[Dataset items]

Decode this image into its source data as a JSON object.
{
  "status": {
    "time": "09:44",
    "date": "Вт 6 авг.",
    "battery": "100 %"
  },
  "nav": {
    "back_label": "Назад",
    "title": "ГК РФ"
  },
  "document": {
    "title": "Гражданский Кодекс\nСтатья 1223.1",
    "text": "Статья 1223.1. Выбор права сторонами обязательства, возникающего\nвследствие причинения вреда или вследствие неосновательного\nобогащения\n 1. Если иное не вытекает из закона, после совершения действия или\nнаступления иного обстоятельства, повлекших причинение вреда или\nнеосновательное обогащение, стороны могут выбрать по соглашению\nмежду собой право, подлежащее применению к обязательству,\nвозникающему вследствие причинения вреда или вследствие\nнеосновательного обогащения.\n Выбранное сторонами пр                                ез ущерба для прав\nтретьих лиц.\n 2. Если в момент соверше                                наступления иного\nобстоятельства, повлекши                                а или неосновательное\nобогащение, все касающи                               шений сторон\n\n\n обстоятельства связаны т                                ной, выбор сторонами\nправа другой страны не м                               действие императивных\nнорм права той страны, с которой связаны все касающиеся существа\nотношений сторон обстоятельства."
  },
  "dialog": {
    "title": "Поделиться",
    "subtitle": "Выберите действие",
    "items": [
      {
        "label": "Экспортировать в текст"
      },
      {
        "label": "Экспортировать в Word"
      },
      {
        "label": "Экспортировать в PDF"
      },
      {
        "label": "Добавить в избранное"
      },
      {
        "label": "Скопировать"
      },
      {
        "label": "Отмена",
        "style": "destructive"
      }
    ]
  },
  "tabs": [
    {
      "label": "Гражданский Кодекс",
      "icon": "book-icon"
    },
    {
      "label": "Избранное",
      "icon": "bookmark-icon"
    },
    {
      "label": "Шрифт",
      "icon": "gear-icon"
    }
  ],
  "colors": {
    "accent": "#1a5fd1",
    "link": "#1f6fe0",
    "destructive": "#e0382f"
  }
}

Exercise brief =>
Extract the entries above verbatim.

Result of this task =>
Decode this image into its source data as a JSON object.
{
  "status": {
    "time": "09:44",
    "date": "Вт 6 авг.",
    "battery": "100 %"
  },
  "nav": {
    "back_label": "Назад",
    "title": "ГК РФ"
  },
  "document": {
    "title": "Гражданский Кодекс\nСтатья 1223.1",
    "text": "Статья 1223.1. Выбор права сторонами обязательства, возникающего\nвследствие причинения вреда или вследствие неосновательного\nобогащения\n 1. Если иное не вытекает из закона, после совершения действия или\nнаступления иного обстоятельства, повлекших причинение вреда или\nнеосновательное обогащение, стороны могут выбрать по соглашению\nмежду собой право, подлежащее применению к обязательству,\nвозникающему вследствие причинения вреда или вследствие\nнеосновательного обогащения.\n Выбранное сторонами пр                                ез ущерба для прав\nтретьих лиц.\n 2. Если в момент соверше                                наступления иного\nобстоятельства, повлекши                                а или неосновательное\nобогащение, все касающи                               шений сторон\n\n\n обстоятельства связаны т                                ной, выбор сторонами\nправа другой страны не м                               действие императивных\nнорм права той страны, с которой связаны все касающиеся существа\nотношений сторон обстоятельства."
  },
  "dialog": {
    "title": "Поделиться",
    "subtitle": "Выберите действие",
    "items": [
      {
        "label": "Экспортировать в текст"
      },
      {
        "label": "Экспортировать в Word"
      },
      {
        "label": "Экспортировать в PDF"
      },
      {
        "label": "Добавить в избранное"
      },
      {
        "label": "Скопировать"
      },
      {
        "label": "Отмена",
        "style": "destructive"
      }
    ]
  },
  "tabs": [
    {
      "label": "Гражданский Кодекс",
      "icon": "book-icon"
    },
    {
      "label": "Избранное",
      "icon": "bookmark-icon"
    },
    {
      "label": "Шрифт",
      "icon": "gear-icon"
    }
  ],
  "colors": {
    "accent": "#1a5fd1",
    "link": "#1f6fe0",
    "destructive": "#e0382f"
  }
}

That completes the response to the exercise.